Exercise description
Look through the material below for "icon". Copy every line that contains it.

Provided records
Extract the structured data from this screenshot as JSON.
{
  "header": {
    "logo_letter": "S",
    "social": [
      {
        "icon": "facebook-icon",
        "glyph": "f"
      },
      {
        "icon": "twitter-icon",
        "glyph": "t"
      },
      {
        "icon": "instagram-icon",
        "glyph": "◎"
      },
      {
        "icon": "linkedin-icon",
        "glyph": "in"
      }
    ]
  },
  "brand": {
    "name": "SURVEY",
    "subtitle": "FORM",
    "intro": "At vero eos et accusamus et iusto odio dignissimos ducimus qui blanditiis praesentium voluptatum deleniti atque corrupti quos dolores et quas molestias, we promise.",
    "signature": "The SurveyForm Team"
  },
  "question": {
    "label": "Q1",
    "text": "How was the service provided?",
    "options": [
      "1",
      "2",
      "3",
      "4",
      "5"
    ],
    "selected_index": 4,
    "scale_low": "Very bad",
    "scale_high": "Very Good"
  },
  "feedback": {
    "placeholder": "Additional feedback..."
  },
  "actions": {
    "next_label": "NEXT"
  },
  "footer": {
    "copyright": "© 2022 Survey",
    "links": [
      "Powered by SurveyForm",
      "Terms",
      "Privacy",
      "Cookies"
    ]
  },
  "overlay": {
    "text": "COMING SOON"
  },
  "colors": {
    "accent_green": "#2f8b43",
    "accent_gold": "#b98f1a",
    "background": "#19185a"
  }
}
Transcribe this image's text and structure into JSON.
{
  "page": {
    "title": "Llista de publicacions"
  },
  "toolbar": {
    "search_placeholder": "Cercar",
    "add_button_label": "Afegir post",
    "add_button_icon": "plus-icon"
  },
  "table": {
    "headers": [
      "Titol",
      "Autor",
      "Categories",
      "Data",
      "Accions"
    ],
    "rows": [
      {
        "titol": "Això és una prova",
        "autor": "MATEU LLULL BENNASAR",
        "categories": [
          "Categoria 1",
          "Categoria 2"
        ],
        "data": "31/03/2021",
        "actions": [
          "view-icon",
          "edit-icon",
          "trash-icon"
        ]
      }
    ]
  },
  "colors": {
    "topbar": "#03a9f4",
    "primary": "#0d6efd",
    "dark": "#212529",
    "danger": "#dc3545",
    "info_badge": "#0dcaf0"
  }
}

Reply to the exercise
        "icon": "facebook-icon",
        "icon": "twitter-icon",
        "icon": "instagram-icon",
        "icon": "linkedin-icon",
    "add_button_icon": "plus-icon"
          "view-icon",
          "edit-icon",
          "trash-icon"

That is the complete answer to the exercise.